*Entries*.

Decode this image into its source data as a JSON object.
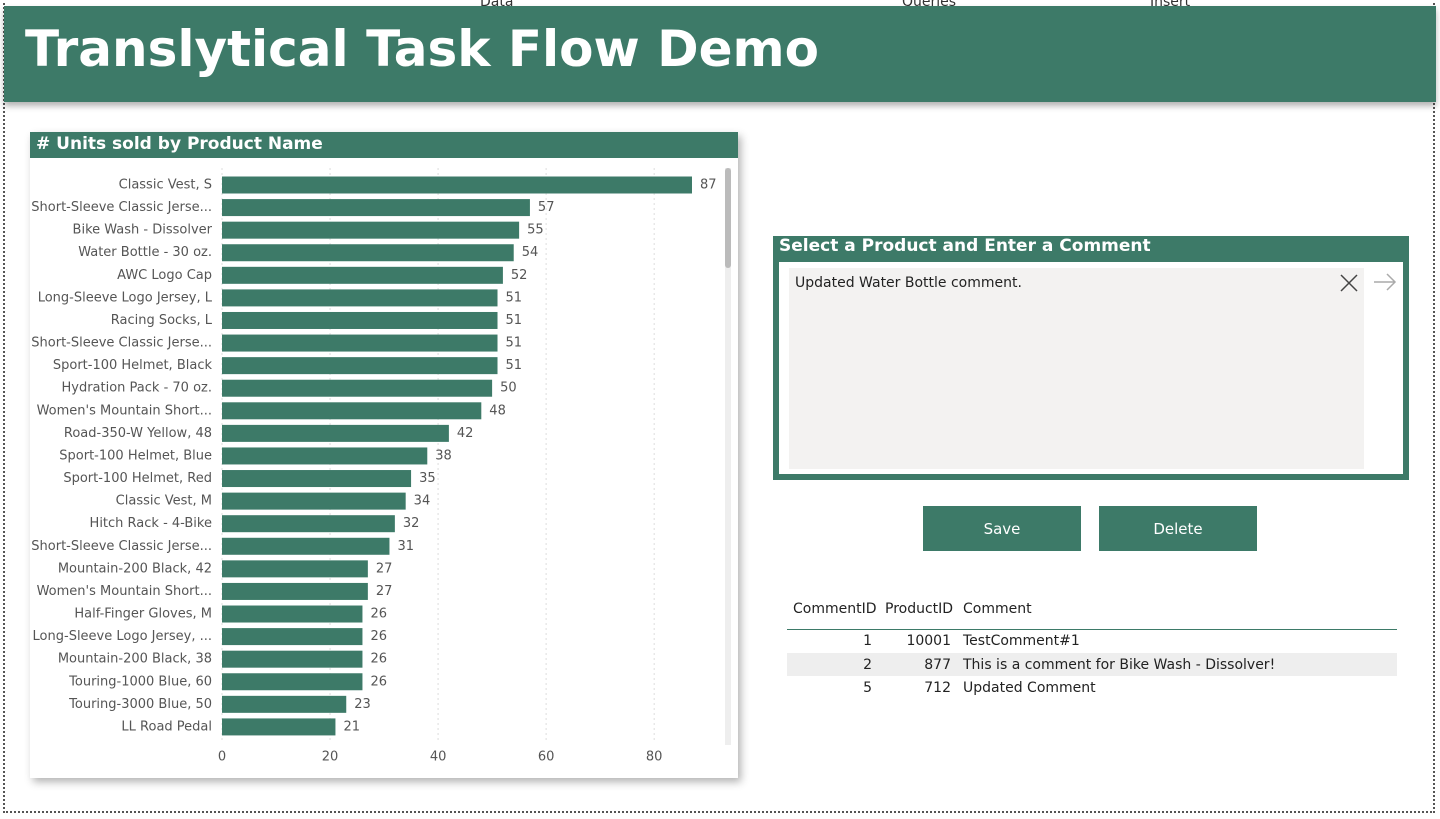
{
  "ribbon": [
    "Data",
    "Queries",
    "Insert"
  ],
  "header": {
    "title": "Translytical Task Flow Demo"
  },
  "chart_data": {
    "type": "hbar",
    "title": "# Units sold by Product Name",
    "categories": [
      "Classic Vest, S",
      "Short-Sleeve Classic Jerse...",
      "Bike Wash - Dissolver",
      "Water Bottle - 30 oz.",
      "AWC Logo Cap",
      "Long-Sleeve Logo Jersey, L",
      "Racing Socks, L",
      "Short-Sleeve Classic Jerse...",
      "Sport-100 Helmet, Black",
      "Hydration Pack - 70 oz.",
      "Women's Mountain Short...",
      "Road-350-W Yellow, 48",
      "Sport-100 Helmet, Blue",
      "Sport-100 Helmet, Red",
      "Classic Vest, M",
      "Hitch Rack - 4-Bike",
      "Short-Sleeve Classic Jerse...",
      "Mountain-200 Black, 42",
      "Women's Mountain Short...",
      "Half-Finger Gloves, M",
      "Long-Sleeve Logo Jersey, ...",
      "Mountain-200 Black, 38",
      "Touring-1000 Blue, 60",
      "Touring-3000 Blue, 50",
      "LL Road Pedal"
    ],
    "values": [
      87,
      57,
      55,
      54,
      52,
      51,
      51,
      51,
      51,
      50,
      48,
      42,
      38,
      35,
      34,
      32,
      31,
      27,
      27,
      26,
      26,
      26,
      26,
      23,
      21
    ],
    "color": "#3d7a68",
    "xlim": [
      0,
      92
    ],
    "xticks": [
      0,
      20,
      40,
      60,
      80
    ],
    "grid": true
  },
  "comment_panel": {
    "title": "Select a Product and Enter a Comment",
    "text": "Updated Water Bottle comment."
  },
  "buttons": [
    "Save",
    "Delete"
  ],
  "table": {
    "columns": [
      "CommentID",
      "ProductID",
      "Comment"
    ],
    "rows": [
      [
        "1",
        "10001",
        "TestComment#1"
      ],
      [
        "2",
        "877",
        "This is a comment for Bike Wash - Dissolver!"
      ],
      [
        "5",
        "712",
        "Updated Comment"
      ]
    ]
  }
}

*What is asked*. Copy each line above where the string "Mountain" occurs.

*Task solution*.
      "Women's Mountain Short...",
      "Mountain-200 Black, 42",
      "Women's Mountain Short...",
      "Mountain-200 Black, 38",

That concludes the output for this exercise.